• Aim:
Give the number of lines that include the word "жителей", nothing more.

:: Data shown

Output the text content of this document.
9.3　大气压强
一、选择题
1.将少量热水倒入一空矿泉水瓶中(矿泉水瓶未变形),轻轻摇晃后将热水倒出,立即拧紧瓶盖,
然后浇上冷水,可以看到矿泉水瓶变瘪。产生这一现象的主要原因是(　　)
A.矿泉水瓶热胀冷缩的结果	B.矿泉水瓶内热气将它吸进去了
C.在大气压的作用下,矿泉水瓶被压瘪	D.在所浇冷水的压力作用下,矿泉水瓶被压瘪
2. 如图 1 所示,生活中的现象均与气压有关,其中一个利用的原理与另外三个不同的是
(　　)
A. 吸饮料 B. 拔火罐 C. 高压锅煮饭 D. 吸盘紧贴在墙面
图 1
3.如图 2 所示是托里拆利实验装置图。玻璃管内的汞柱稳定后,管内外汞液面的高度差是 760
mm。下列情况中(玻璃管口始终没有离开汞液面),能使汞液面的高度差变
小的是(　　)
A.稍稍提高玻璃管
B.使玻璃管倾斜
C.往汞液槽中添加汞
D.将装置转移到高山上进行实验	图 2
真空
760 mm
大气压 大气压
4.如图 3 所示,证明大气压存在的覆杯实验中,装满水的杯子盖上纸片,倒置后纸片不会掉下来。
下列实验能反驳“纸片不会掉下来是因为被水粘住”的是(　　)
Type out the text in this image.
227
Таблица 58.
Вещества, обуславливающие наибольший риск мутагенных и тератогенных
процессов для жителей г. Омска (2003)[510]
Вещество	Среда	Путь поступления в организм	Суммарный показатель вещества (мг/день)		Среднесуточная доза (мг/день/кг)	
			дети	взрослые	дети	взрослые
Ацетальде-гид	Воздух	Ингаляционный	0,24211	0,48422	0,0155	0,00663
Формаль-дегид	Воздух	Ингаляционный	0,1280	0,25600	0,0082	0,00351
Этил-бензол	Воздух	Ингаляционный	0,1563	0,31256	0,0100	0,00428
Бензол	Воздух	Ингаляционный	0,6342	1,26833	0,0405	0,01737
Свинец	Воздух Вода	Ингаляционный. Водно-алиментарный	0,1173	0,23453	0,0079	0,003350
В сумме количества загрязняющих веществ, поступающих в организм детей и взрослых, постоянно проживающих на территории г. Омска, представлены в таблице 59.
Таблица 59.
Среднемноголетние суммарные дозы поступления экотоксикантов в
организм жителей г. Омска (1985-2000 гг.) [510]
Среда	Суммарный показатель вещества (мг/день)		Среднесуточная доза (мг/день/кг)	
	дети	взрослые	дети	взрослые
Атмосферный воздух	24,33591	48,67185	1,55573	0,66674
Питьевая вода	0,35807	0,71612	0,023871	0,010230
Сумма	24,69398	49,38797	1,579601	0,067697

::::

• Result for this task:
2